- SHORT TASK: Go through the entries below and retype them exactly, omitting each picture.

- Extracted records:
## BEGIN
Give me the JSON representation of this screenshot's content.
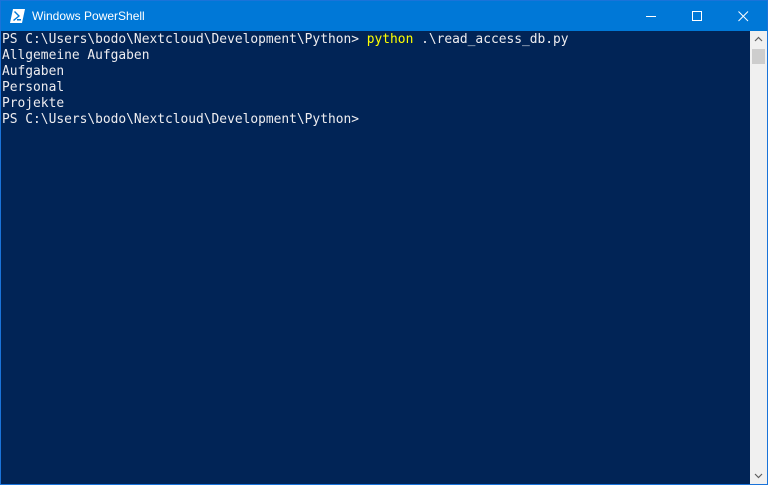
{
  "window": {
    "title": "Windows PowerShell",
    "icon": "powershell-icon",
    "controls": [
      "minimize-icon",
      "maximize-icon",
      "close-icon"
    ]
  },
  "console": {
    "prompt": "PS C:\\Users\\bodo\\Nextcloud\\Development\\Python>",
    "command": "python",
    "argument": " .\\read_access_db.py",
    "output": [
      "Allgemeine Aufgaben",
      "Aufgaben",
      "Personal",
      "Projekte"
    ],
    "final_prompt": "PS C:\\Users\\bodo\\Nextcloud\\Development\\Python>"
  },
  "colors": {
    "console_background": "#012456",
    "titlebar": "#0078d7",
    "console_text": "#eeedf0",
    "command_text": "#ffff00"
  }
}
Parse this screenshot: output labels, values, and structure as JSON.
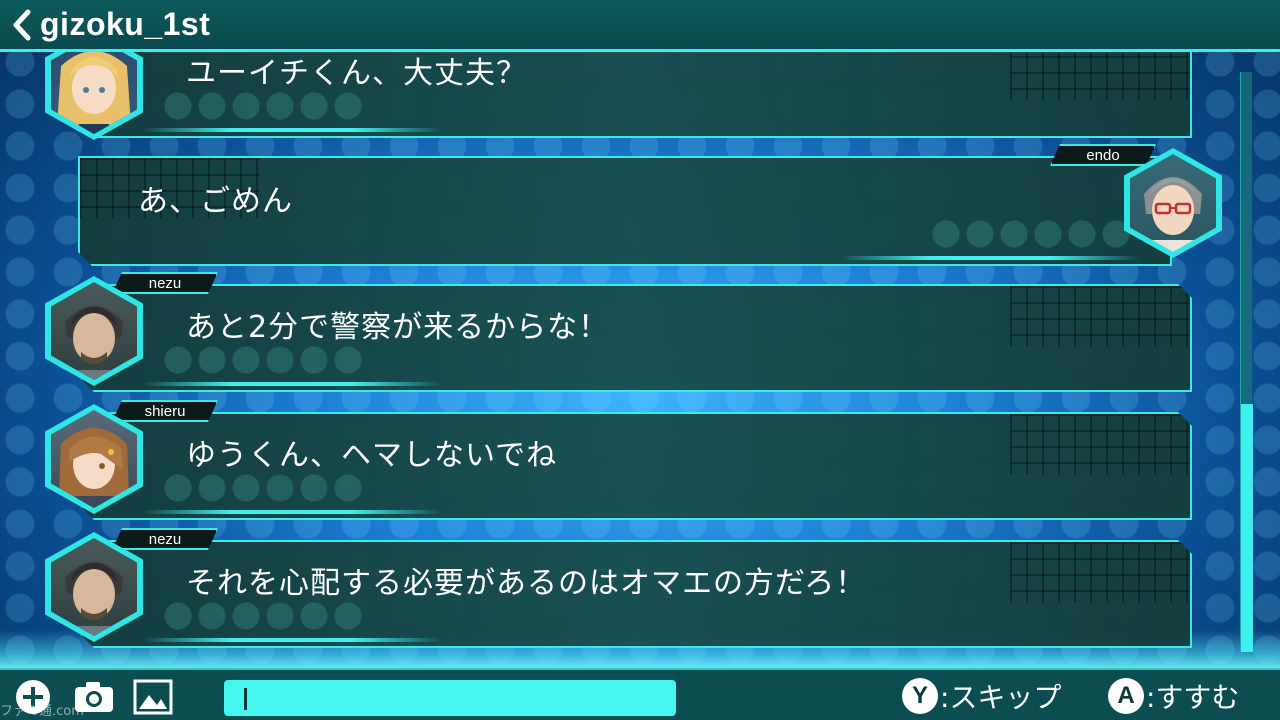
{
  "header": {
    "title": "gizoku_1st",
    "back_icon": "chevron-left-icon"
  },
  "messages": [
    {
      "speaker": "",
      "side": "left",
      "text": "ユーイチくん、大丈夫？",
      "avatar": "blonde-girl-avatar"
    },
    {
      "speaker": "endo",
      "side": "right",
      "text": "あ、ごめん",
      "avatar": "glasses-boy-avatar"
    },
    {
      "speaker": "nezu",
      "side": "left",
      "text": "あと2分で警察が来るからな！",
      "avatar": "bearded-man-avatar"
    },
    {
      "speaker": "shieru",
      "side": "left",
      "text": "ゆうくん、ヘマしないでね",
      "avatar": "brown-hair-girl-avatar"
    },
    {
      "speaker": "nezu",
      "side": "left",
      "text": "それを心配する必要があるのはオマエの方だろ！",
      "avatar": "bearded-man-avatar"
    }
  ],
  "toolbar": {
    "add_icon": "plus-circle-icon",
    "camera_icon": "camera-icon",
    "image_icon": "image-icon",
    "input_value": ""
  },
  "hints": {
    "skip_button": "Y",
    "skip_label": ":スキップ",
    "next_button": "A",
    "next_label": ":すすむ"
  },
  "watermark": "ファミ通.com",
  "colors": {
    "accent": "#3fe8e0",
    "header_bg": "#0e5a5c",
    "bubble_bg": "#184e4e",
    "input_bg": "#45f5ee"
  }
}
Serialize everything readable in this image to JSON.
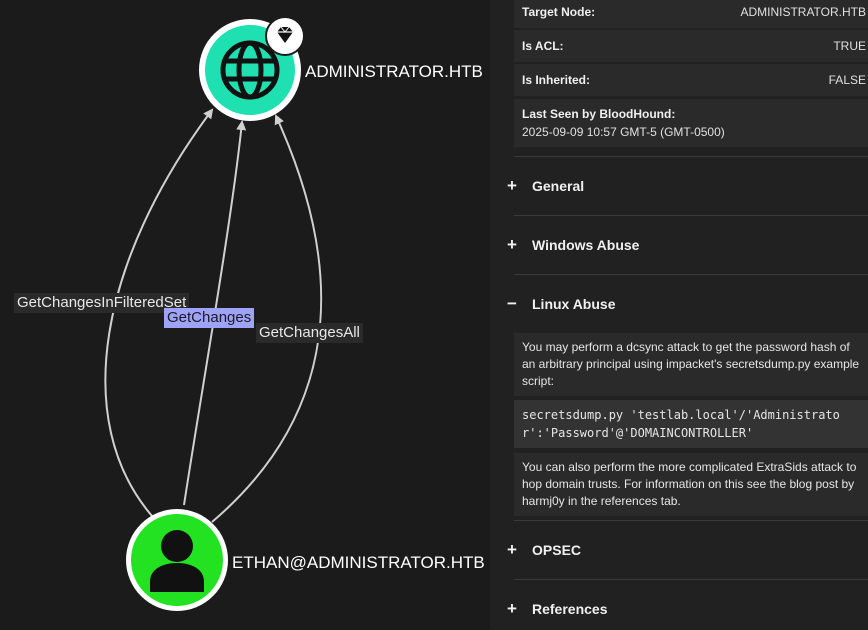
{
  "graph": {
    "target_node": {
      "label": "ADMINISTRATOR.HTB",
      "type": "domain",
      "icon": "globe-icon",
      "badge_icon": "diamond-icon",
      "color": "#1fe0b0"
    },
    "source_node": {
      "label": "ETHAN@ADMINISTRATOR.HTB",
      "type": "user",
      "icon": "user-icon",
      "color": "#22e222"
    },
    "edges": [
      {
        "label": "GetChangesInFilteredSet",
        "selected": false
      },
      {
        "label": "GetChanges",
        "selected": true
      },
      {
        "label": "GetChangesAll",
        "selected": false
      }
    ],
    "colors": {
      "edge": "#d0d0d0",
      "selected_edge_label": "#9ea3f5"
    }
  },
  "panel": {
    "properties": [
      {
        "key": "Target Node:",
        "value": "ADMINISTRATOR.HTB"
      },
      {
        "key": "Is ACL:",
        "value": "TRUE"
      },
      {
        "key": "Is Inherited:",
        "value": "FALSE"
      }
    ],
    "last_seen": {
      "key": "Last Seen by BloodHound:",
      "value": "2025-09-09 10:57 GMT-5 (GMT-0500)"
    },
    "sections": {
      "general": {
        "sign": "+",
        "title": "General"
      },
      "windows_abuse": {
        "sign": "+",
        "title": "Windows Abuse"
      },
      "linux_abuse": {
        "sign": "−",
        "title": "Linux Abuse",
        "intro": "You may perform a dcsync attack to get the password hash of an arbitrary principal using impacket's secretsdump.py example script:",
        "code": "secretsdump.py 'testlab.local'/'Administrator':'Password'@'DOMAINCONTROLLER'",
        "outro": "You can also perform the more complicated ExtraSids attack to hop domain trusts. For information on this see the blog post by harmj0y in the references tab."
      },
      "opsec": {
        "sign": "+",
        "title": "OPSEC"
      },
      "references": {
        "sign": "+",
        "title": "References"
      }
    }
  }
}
## END
- WRITTEN ANSWER:
Give me the JSON representation of this screenshot's content.
{
  "window": {
    "title": "Windows PowerShell",
    "icon": "powershell-icon",
    "controls": [
      "minimize-icon",
      "maximize-icon",
      "close-icon"
    ]
  },
  "console": {
    "prompt": "PS C:\\Users\\bodo\\Nextcloud\\Development\\Python>",
    "command": "python",
    "argument": " .\\read_access_db.py",
    "output": [
      "Allgemeine Aufgaben",
      "Aufgaben",
      "Personal",
      "Projekte"
    ],
    "final_prompt": "PS C:\\Users\\bodo\\Nextcloud\\Development\\Python>"
  },
  "colors": {
    "console_background": "#012456",
    "titlebar": "#0078d7",
    "console_text": "#eeedf0",
    "command_text": "#ffff00"
  }
}
Parse this screenshot: output labels, values, and structure as JSON.
{
  "header": {
    "title": "gizoku_1st",
    "back_icon": "chevron-left-icon"
  },
  "messages": [
    {
      "speaker": "",
      "side": "left",
      "text": "ユーイチくん、大丈夫？",
      "avatar": "blonde-girl-avatar"
    },
    {
      "speaker": "endo",
      "side": "right",
      "text": "あ、ごめん",
      "avatar": "glasses-boy-avatar"
    },
    {
      "speaker": "nezu",
      "side": "left",
      "text": "あと2分で警察が来るからな！",
      "avatar": "bearded-man-avatar"
    },
    {
      "speaker": "shieru",
      "side": "left",
      "text": "ゆうくん、ヘマしないでね",
      "avatar": "brown-hair-girl-avatar"
    },
    {
      "speaker": "nezu",
      "side": "left",
      "text": "それを心配する必要があるのはオマエの方だろ！",
      "avatar": "bearded-man-avatar"
    }
  ],
  "toolbar": {
    "add_icon": "plus-circle-icon",
    "camera_icon": "camera-icon",
    "image_icon": "image-icon",
    "input_value": ""
  },
  "hints": {
    "skip_button": "Y",
    "skip_label": ":スキップ",
    "next_button": "A",
    "next_label": ":すすむ"
  },
  "watermark": "ファミ通.com",
  "colors": {
    "accent": "#3fe8e0",
    "header_bg": "#0e5a5c",
    "bubble_bg": "#184e4e",
    "input_bg": "#45f5ee"
  }
}
Serialize everything readable in this image to JSON.
{
  "graph": {
    "target_node": {
      "label": "ADMINISTRATOR.HTB",
      "type": "domain",
      "icon": "globe-icon",
      "badge_icon": "diamond-icon",
      "color": "#1fe0b0"
    },
    "source_node": {
      "label": "ETHAN@ADMINISTRATOR.HTB",
      "type": "user",
      "icon": "user-icon",
      "color": "#22e222"
    },
    "edges": [
      {
        "label": "GetChangesInFilteredSet",
        "selected": false
      },
      {
        "label": "GetChanges",
        "selected": true
      },
      {
        "label": "GetChangesAll",
        "selected": false
      }
    ],
    "colors": {
      "edge": "#d0d0d0",
      "selected_edge_label": "#9ea3f5"
    }
  },
  "panel": {
    "properties": [
      {
        "key": "Target Node:",
        "value": "ADMINISTRATOR.HTB"
      },
      {
        "key": "Is ACL:",
        "value": "TRUE"
      },
      {
        "key": "Is Inherited:",
        "value": "FALSE"
      }
    ],
    "last_seen": {
      "key": "Last Seen by BloodHound:",
      "value": "2025-09-09 10:57 GMT-5 (GMT-0500)"
    },
    "sections": {
      "general": {
        "sign": "+",
        "title": "General"
      },
      "windows_abuse": {
        "sign": "+",
        "title": "Windows Abuse"
      },
      "linux_abuse": {
        "sign": "−",
        "title": "Linux Abuse",
        "intro": "You may perform a dcsync attack to get the password hash of an arbitrary principal using impacket's secretsdump.py example script:",
        "code": "secretsdump.py 'testlab.local'/'Administrator':'Password'@'DOMAINCONTROLLER'",
        "outro": "You can also perform the more complicated ExtraSids attack to hop domain trusts. For information on this see the blog post by harmj0y in the references tab."
      },
      "opsec": {
        "sign": "+",
        "title": "OPSEC"
      },
      "references": {
        "sign": "+",
        "title": "References"
      }
    }
  }
}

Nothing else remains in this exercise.